**Records to process**
= = = = = = =

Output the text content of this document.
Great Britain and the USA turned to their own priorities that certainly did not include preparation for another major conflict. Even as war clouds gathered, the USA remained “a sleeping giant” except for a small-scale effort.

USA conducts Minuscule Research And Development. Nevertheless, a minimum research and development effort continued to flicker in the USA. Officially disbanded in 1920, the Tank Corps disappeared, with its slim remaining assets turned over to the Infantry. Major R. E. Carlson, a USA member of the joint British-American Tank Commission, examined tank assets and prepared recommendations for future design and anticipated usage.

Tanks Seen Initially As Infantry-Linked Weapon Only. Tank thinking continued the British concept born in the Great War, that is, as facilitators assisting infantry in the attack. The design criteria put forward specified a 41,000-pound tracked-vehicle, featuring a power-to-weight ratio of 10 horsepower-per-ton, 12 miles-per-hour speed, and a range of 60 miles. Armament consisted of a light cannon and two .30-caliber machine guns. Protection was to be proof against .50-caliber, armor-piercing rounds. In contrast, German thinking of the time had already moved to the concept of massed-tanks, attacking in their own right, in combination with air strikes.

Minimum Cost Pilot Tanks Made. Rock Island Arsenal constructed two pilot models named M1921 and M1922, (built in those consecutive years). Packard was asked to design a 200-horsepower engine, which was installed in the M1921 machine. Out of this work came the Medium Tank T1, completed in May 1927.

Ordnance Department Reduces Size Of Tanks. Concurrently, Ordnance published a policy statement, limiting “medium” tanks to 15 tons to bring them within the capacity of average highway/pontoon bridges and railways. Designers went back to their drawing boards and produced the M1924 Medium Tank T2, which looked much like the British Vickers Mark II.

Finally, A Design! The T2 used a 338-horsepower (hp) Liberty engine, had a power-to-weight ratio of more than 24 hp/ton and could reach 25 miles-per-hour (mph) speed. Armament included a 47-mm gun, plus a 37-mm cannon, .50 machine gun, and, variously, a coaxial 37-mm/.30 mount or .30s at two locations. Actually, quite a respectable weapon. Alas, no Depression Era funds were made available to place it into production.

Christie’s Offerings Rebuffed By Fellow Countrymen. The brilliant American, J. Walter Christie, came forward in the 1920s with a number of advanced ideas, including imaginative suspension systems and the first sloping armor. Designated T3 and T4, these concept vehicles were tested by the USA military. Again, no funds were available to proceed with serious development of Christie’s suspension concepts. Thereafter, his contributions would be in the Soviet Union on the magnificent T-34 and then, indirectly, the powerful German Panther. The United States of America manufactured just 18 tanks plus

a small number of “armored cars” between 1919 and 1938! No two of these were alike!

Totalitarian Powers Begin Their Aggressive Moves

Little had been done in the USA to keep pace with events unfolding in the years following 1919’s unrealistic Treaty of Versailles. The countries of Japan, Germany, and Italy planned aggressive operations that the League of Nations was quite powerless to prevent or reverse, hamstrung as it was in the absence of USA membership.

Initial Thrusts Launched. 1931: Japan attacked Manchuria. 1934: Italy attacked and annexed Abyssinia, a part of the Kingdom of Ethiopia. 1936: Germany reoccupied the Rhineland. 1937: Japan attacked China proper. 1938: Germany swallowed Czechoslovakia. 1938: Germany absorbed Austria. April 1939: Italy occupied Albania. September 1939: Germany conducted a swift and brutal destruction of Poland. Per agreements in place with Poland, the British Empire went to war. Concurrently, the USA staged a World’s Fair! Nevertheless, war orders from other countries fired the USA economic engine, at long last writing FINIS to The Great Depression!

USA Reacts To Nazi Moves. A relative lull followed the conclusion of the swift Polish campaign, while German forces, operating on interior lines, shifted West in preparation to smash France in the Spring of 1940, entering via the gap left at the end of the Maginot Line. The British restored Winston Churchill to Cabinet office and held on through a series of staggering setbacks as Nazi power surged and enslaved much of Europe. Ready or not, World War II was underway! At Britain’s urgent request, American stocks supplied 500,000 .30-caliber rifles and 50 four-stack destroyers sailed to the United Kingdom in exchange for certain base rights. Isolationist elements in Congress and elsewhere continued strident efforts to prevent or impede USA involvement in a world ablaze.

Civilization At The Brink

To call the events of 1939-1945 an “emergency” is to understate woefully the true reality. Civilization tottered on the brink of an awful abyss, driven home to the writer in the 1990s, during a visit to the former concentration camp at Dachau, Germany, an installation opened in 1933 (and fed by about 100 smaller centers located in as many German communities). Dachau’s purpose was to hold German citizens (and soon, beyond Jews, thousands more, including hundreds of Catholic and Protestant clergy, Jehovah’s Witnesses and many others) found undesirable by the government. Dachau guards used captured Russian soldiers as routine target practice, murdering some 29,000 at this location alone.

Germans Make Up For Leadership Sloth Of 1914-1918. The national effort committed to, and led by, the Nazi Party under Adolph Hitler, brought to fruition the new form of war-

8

= = = = = = =

**Request**
Return the material in full, exactly as shown.

**Solved problem**
Output the text content of this document.
Great Britain and the USA turned to their own priorities that certainly did not include preparation for another major conflict. Even as war clouds gathered, the USA remained “a sleeping giant” except for a small-scale effort.

USA conducts Minuscule Research And Development. Nevertheless, a minimum research and development effort continued to flicker in the USA. Officially disbanded in 1920, the Tank Corps disappeared, with its slim remaining assets turned over to the Infantry. Major R. E. Carlson, a USA member of the joint British-American Tank Commission, examined tank assets and prepared recommendations for future design and anticipated usage.

Tanks Seen Initially As Infantry-Linked Weapon Only. Tank thinking continued the British concept born in the Great War, that is, as facilitators assisting infantry in the attack. The design criteria put forward specified a 41,000-pound tracked-vehicle, featuring a power-to-weight ratio of 10 horsepower-per-ton, 12 miles-per-hour speed, and a range of 60 miles. Armament consisted of a light cannon and two .30-caliber machine guns. Protection was to be proof against .50-caliber, armor-piercing rounds. In contrast, German thinking of the time had already moved to the concept of massed-tanks, attacking in their own right, in combination with air strikes.

Minimum Cost Pilot Tanks Made. Rock Island Arsenal constructed two pilot models named M1921 and M1922, (built in those consecutive years). Packard was asked to design a 200-horsepower engine, which was installed in the M1921 machine. Out of this work came the Medium Tank T1, completed in May 1927.

Ordnance Department Reduces Size Of Tanks. Concurrently, Ordnance published a policy statement, limiting “medium” tanks to 15 tons to bring them within the capacity of average highway/pontoon bridges and railways. Designers went back to their drawing boards and produced the M1924 Medium Tank T2, which looked much like the British Vickers Mark II.

Finally, A Design! The T2 used a 338-horsepower (hp) Liberty engine, had a power-to-weight ratio of more than 24 hp/ton and could reach 25 miles-per-hour (mph) speed. Armament included a 47-mm gun, plus a 37-mm cannon, .50 machine gun, and, variously, a coaxial 37-mm/.30 mount or .30s at two locations. Actually, quite a respectable weapon. Alas, no Depression Era funds were made available to place it into production.

Christie’s Offerings Rebuffed By Fellow Countrymen. The brilliant American, J. Walter Christie, came forward in the 1920s with a number of advanced ideas, including imaginative suspension systems and the first sloping armor. Designated T3 and T4, these concept vehicles were tested by the USA military. Again, no funds were available to proceed with serious development of Christie’s suspension concepts. Thereafter, his contributions would be in the Soviet Union on the magnificent T-34 and then, indirectly, the powerful German Panther. The United States of America manufactured just 18 tanks plus

a small number of “armored cars” between 1919 and 1938! No two of these were alike!

Totalitarian Powers Begin Their Aggressive Moves

Little had been done in the USA to keep pace with events unfolding in the years following 1919’s unrealistic Treaty of Versailles. The countries of Japan, Germany, and Italy planned aggressive operations that the League of Nations was quite powerless to prevent or reverse, hamstrung as it was in the absence of USA membership.

Initial Thrusts Launched. 1931: Japan attacked Manchuria. 1934: Italy attacked and annexed Abyssinia, a part of the Kingdom of Ethiopia. 1936: Germany reoccupied the Rhineland. 1937: Japan attacked China proper. 1938: Germany swallowed Czechoslovakia. 1938: Germany absorbed Austria. April 1939: Italy occupied Albania. September 1939: Germany conducted a swift and brutal destruction of Poland. Per agreements in place with Poland, the British Empire went to war. Concurrently, the USA staged a World’s Fair! Nevertheless, war orders from other countries fired the USA economic engine, at long last writing FINIS to The Great Depression!

USA Reacts To Nazi Moves. A relative lull followed the conclusion of the swift Polish campaign, while German forces, operating on interior lines, shifted West in preparation to smash France in the Spring of 1940, entering via the gap left at the end of the Maginot Line. The British restored Winston Churchill to Cabinet office and held on through a series of staggering setbacks as Nazi power surged and enslaved much of Europe. Ready or not, World War II was underway! At Britain’s urgent request, American stocks supplied 500,000 .30-caliber rifles and 50 four-stack destroyers sailed to the United Kingdom in exchange for certain base rights. Isolationist elements in Congress and elsewhere continued strident efforts to prevent or impede USA involvement in a world ablaze.

Civilization At The Brink

To call the events of 1939-1945 an “emergency” is to understate woefully the true reality. Civilization tottered on the brink of an awful abyss, driven home to the writer in the 1990s, during a visit to the former concentration camp at Dachau, Germany, an installation opened in 1933 (and fed by about 100 smaller centers located in as many German communities). Dachau’s purpose was to hold German citizens (and soon, beyond Jews, thousands more, including hundreds of Catholic and Protestant clergy, Jehovah’s Witnesses and many others) found undesirable by the government. Dachau guards used captured Russian soldiers as routine target practice, murdering some 29,000 at this location alone.

Germans Make Up For Leadership Sloth Of 1914-1918. The national effort committed to, and led by, the Nazi Party under Adolph Hitler, brought to fruition the new form of war-

8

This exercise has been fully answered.